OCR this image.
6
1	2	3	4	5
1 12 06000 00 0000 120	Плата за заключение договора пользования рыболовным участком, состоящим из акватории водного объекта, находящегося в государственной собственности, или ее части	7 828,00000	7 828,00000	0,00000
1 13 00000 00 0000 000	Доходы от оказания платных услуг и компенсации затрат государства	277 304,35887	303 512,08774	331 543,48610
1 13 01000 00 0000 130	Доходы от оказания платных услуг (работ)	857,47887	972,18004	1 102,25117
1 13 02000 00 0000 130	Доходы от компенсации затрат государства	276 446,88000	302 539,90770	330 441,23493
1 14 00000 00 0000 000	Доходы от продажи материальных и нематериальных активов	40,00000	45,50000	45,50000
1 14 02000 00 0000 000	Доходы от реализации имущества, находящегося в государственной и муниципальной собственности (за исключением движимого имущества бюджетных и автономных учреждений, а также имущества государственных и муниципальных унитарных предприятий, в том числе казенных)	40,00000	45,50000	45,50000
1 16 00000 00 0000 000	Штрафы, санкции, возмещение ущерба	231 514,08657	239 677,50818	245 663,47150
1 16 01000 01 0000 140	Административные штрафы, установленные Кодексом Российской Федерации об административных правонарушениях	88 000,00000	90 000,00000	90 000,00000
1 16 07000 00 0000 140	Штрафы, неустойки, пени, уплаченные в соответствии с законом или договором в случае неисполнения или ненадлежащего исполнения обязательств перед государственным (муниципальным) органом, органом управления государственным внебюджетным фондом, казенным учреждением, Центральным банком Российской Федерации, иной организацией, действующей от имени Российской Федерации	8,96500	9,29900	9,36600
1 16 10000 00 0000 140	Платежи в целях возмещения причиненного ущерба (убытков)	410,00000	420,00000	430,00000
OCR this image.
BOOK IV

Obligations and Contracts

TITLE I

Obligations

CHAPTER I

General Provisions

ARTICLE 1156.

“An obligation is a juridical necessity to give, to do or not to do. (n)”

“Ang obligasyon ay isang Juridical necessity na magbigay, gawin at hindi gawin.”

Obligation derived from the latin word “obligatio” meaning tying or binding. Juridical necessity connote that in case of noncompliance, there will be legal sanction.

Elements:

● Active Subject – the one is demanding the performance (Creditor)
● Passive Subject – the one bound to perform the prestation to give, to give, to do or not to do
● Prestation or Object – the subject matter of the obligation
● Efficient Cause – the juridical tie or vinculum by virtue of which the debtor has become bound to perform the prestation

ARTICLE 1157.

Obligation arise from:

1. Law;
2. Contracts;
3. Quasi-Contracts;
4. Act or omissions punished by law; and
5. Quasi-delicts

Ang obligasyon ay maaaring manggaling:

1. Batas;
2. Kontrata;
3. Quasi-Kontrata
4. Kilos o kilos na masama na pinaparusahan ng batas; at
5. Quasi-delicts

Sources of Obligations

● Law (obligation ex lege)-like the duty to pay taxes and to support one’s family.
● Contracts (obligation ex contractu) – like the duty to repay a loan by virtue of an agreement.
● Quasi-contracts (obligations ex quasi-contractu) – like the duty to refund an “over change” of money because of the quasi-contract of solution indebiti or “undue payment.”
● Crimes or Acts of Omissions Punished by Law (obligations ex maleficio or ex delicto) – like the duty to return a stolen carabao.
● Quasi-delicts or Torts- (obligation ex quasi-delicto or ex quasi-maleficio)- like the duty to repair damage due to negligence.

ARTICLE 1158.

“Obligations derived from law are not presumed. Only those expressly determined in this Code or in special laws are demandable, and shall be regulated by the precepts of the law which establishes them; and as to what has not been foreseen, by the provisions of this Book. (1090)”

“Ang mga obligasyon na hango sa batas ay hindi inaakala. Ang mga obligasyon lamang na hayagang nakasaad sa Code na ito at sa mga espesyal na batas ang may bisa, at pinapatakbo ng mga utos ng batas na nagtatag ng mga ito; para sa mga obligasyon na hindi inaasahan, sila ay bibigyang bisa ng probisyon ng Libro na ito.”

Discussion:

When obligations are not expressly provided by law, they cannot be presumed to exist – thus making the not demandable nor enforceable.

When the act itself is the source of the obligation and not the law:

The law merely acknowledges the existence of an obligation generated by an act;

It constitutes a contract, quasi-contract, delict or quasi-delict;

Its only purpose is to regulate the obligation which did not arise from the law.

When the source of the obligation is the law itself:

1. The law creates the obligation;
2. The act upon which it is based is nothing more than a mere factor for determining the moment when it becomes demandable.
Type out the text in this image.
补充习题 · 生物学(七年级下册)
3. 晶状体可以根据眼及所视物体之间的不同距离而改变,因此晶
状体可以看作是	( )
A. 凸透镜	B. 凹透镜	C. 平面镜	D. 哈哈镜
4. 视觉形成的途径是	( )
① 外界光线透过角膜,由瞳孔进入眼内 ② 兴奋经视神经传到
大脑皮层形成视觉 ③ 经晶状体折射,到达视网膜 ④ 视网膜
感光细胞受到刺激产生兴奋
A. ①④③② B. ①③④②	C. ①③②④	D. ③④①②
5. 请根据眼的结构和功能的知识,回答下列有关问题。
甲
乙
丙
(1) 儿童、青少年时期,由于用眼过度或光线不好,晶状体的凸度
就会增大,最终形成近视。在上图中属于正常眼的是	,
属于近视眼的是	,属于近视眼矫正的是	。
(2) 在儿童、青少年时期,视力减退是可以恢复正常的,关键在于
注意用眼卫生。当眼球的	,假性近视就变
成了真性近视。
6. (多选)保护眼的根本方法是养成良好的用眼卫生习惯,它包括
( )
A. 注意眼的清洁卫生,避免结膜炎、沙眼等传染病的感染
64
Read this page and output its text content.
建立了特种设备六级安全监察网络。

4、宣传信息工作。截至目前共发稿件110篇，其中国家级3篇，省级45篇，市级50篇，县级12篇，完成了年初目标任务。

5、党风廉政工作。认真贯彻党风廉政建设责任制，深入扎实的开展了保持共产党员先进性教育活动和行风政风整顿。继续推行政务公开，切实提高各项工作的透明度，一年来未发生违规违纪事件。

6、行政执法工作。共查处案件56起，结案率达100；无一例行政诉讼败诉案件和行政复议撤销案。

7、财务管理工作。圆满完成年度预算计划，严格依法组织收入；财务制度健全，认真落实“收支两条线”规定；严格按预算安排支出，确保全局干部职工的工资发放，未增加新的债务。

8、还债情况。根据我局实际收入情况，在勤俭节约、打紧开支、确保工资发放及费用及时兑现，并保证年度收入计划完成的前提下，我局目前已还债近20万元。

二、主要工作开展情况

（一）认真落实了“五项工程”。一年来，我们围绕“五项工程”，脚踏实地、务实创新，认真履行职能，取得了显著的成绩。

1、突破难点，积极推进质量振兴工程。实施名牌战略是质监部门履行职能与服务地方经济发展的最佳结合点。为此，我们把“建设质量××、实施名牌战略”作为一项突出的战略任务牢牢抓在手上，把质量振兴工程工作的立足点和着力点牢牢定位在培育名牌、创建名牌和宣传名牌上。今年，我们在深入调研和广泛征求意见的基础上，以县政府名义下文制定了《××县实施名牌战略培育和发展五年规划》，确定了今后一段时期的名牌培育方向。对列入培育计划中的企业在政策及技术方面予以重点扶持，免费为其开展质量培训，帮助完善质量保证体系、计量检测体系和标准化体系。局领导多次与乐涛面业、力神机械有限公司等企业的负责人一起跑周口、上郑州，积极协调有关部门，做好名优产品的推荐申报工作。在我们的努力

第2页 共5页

**INSTRUCTION**
Return every line containing "virtue".

**ANSWER TO THE TASK**
● Efficient Cause – the juridical tie or vinculum by virtue of which the debtor has become bound to perform the prestation
● Contracts (obligation ex contractu) – like the duty to repay a loan by virtue of an agreement.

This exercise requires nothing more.